BEGIN

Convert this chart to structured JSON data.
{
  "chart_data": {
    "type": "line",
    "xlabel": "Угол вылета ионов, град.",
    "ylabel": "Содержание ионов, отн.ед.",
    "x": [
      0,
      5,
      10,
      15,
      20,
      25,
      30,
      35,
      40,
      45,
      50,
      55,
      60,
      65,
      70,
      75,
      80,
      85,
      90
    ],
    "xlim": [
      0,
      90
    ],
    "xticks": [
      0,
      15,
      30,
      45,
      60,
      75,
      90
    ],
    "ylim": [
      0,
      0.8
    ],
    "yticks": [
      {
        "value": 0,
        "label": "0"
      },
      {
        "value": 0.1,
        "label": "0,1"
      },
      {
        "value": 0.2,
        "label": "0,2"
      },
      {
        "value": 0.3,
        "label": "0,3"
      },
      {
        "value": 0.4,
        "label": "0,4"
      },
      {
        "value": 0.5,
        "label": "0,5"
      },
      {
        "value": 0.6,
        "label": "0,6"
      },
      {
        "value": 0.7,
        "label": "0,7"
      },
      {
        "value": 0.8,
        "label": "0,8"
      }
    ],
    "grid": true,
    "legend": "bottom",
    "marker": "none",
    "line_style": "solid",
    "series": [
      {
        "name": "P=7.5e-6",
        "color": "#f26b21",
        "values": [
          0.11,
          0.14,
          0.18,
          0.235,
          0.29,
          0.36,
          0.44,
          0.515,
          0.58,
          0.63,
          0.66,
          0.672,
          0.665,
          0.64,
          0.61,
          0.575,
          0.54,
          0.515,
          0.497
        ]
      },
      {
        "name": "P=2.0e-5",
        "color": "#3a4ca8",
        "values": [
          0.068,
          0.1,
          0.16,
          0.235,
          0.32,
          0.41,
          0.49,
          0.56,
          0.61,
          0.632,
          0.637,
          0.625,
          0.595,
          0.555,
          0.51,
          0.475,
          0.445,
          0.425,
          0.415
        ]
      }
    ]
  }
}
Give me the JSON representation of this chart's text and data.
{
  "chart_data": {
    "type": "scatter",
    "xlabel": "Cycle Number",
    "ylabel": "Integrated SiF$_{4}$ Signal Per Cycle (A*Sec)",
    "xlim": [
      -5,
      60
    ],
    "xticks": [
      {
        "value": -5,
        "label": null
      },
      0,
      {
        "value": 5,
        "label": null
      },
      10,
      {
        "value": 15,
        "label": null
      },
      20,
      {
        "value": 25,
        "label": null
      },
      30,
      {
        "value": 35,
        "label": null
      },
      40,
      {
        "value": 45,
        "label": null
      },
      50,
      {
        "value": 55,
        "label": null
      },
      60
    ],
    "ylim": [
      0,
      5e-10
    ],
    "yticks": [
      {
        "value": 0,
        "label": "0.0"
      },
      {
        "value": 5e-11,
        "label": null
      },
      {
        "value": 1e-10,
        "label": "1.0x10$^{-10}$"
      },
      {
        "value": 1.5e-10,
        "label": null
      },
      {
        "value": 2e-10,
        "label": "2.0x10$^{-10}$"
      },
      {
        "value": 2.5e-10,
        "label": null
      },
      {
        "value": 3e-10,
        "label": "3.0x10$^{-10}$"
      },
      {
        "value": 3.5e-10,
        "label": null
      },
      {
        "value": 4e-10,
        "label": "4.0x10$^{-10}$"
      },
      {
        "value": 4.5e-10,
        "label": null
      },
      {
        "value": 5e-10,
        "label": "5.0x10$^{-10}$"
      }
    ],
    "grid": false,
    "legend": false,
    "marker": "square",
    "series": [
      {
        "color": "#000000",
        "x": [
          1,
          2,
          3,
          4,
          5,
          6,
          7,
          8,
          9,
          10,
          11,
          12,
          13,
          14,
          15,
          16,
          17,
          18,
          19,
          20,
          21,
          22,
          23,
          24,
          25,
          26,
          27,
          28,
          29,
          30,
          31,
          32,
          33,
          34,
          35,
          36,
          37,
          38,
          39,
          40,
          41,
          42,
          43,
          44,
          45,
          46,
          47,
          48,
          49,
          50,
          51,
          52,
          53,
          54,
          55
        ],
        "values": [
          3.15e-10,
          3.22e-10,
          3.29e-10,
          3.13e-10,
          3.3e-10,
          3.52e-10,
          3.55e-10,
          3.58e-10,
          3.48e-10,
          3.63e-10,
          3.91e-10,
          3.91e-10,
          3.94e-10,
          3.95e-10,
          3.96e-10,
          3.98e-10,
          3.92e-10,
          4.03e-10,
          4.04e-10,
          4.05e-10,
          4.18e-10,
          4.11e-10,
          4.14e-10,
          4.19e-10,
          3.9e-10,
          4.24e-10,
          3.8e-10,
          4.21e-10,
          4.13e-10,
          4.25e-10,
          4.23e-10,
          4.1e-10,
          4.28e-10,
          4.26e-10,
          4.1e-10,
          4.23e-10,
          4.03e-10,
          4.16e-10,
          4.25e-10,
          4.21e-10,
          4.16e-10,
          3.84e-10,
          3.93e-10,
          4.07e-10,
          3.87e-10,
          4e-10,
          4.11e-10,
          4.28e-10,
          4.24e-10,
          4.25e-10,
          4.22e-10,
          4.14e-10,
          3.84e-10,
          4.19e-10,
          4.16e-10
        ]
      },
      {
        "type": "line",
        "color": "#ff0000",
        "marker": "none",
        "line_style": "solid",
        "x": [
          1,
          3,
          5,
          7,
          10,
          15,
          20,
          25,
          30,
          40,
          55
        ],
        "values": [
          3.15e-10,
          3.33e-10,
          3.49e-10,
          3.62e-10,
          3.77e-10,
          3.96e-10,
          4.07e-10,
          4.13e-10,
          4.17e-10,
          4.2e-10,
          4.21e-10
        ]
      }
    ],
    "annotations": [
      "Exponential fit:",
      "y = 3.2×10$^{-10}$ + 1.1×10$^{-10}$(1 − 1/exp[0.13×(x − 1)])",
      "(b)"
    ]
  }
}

END

Written instruction =
Your task is to give the records above again, exactly.

Answer to the exercise =
Convert this chart to structured JSON data.
{
  "chart_data": {
    "type": "line",
    "xlabel": "Угол вылета ионов, град.",
    "ylabel": "Содержание ионов, отн.ед.",
    "x": [
      0,
      5,
      10,
      15,
      20,
      25,
      30,
      35,
      40,
      45,
      50,
      55,
      60,
      65,
      70,
      75,
      80,
      85,
      90
    ],
    "xlim": [
      0,
      90
    ],
    "xticks": [
      0,
      15,
      30,
      45,
      60,
      75,
      90
    ],
    "ylim": [
      0,
      0.8
    ],
    "yticks": [
      {
        "value": 0,
        "label": "0"
      },
      {
        "value": 0.1,
        "label": "0,1"
      },
      {
        "value": 0.2,
        "label": "0,2"
      },
      {
        "value": 0.3,
        "label": "0,3"
      },
      {
        "value": 0.4,
        "label": "0,4"
      },
      {
        "value": 0.5,
        "label": "0,5"
      },
      {
        "value": 0.6,
        "label": "0,6"
      },
      {
        "value": 0.7,
        "label": "0,7"
      },
      {
        "value": 0.8,
        "label": "0,8"
      }
    ],
    "grid": true,
    "legend": "bottom",
    "marker": "none",
    "line_style": "solid",
    "series": [
      {
        "name": "P=7.5e-6",
        "color": "#f26b21",
        "values": [
          0.11,
          0.14,
          0.18,
          0.235,
          0.29,
          0.36,
          0.44,
          0.515,
          0.58,
          0.63,
          0.66,
          0.672,
          0.665,
          0.64,
          0.61,
          0.575,
          0.54,
          0.515,
          0.497
        ]
      },
      {
        "name": "P=2.0e-5",
        "color": "#3a4ca8",
        "values": [
          0.068,
          0.1,
          0.16,
          0.235,
          0.32,
          0.41,
          0.49,
          0.56,
          0.61,
          0.632,
          0.637,
          0.625,
          0.595,
          0.555,
          0.51,
          0.475,
          0.445,
          0.425,
          0.415
        ]
      }
    ]
  }
}
Give me the JSON representation of this chart's text and data.
{
  "chart_data": {
    "type": "scatter",
    "xlabel": "Cycle Number",
    "ylabel": "Integrated SiF$_{4}$ Signal Per Cycle (A*Sec)",
    "xlim": [
      -5,
      60
    ],
    "xticks": [
      {
        "value": -5,
        "label": null
      },
      0,
      {
        "value": 5,
        "label": null
      },
      10,
      {
        "value": 15,
        "label": null
      },
      20,
      {
        "value": 25,
        "label": null
      },
      30,
      {
        "value": 35,
        "label": null
      },
      40,
      {
        "value": 45,
        "label": null
      },
      50,
      {
        "value": 55,
        "label": null
      },
      60
    ],
    "ylim": [
      0,
      5e-10
    ],
    "yticks": [
      {
        "value": 0,
        "label": "0.0"
      },
      {
        "value": 5e-11,
        "label": null
      },
      {
        "value": 1e-10,
        "label": "1.0x10$^{-10}$"
      },
      {
        "value": 1.5e-10,
        "label": null
      },
      {
        "value": 2e-10,
        "label": "2.0x10$^{-10}$"
      },
      {
        "value": 2.5e-10,
        "label": null
      },
      {
        "value": 3e-10,
        "label": "3.0x10$^{-10}$"
      },
      {
        "value": 3.5e-10,
        "label": null
      },
      {
        "value": 4e-10,
        "label": "4.0x10$^{-10}$"
      },
      {
        "value": 4.5e-10,
        "label": null
      },
      {
        "value": 5e-10,
        "label": "5.0x10$^{-10}$"
      }
    ],
    "grid": false,
    "legend": false,
    "marker": "square",
    "series": [
      {
        "color": "#000000",
        "x": [
          1,
          2,
          3,
          4,
          5,
          6,
          7,
          8,
          9,
          10,
          11,
          12,
          13,
          14,
          15,
          16,
          17,
          18,
          19,
          20,
          21,
          22,
          23,
          24,
          25,
          26,
          27,
          28,
          29,
          30,
          31,
          32,
          33,
          34,
          35,
          36,
          37,
          38,
          39,
          40,
          41,
          42,
          43,
          44,
          45,
          46,
          47,
          48,
          49,
          50,
          51,
          52,
          53,
          54,
          55
        ],
        "values": [
          3.15e-10,
          3.22e-10,
          3.29e-10,
          3.13e-10,
          3.3e-10,
          3.52e-10,
          3.55e-10,
          3.58e-10,
          3.48e-10,
          3.63e-10,
          3.91e-10,
          3.91e-10,
          3.94e-10,
          3.95e-10,
          3.96e-10,
          3.98e-10,
          3.92e-10,
          4.03e-10,
          4.04e-10,
          4.05e-10,
          4.18e-10,
          4.11e-10,
          4.14e-10,
          4.19e-10,
          3.9e-10,
          4.24e-10,
          3.8e-10,
          4.21e-10,
          4.13e-10,
          4.25e-10,
          4.23e-10,
          4.1e-10,
          4.28e-10,
          4.26e-10,
          4.1e-10,
          4.23e-10,
          4.03e-10,
          4.16e-10,
          4.25e-10,
          4.21e-10,
          4.16e-10,
          3.84e-10,
          3.93e-10,
          4.07e-10,
          3.87e-10,
          4e-10,
          4.11e-10,
          4.28e-10,
          4.24e-10,
          4.25e-10,
          4.22e-10,
          4.14e-10,
          3.84e-10,
          4.19e-10,
          4.16e-10
        ]
      },
      {
        "type": "line",
        "color": "#ff0000",
        "marker": "none",
        "line_style": "solid",
        "x": [
          1,
          3,
          5,
          7,
          10,
          15,
          20,
          25,
          30,
          40,
          55
        ],
        "values": [
          3.15e-10,
          3.33e-10,
          3.49e-10,
          3.62e-10,
          3.77e-10,
          3.96e-10,
          4.07e-10,
          4.13e-10,
          4.17e-10,
          4.2e-10,
          4.21e-10
        ]
      }
    ],
    "annotations": [
      "Exponential fit:",
      "y = 3.2×10$^{-10}$ + 1.1×10$^{-10}$(1 − 1/exp[0.13×(x − 1)])",
      "(b)"
    ]
  }
}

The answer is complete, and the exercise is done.